■ **Directions for this task**: Find the word "color" in the data. Return every line where it appears.

[Items from a data source]

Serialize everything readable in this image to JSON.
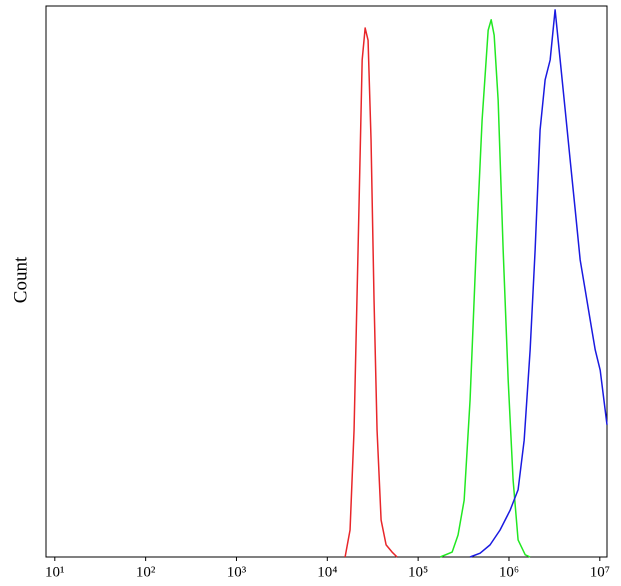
{
  "chart_data": {
    "type": "line",
    "ylabel": "Count",
    "xscale": "log",
    "xlim": [
      8,
      12000000
    ],
    "ylim": [
      0,
      100
    ],
    "xticks": [
      {
        "value": 10,
        "label": "10¹"
      },
      {
        "value": 100,
        "label": "10²"
      },
      {
        "value": 1000,
        "label": "10³"
      },
      {
        "value": 10000,
        "label": "10⁴"
      },
      {
        "value": 100000,
        "label": "10⁵"
      },
      {
        "value": 1000000,
        "label": "10⁶"
      },
      {
        "value": 10000000,
        "label": "10⁷"
      }
    ],
    "series": [
      {
        "color": "#e8262a",
        "x": [
          15700,
          17800,
          19700,
          21800,
          24200,
          26100,
          28100,
          30300,
          32700,
          35300,
          39100,
          44400,
          51600,
          58600
        ],
        "values": [
          0,
          4.9,
          23,
          55.7,
          90.2,
          96,
          93.8,
          75.7,
          46.6,
          23,
          6.7,
          2.2,
          0.9,
          0
        ]
      },
      {
        "color": "#22e822",
        "x": [
          175000,
          237000,
          275000,
          321000,
          373000,
          435000,
          506000,
          590000,
          637000,
          687000,
          760000,
          863000,
          980000,
          1110000,
          1260000,
          1510000,
          1710000
        ],
        "values": [
          0,
          0.9,
          4,
          10.3,
          28.5,
          55.7,
          79.3,
          95.6,
          97.5,
          94.7,
          82.9,
          55.7,
          32.1,
          14,
          3.1,
          0.4,
          0
        ]
      },
      {
        "color": "#1a1ae0",
        "x": [
          373000,
          481000,
          619000,
          798000,
          1030000,
          1260000,
          1470000,
          1710000,
          1940000,
          2200000,
          2500000,
          2840000,
          3220000,
          3660000,
          4160000,
          4720000,
          5360000,
          6080000,
          6900000,
          7840000,
          8900000,
          10100000,
          12000000
        ],
        "values": [
          0,
          0.7,
          2.2,
          4.9,
          8.5,
          12.2,
          21.2,
          37.6,
          55.7,
          77.5,
          86.6,
          90.2,
          99.3,
          90.2,
          81.1,
          72,
          63,
          53.9,
          48.5,
          43,
          37.6,
          33.9,
          24
        ]
      }
    ]
  }
}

■ **Written answer**:
        "color": "#e8262a",
        "color": "#22e822",
        "color": "#1a1ae0",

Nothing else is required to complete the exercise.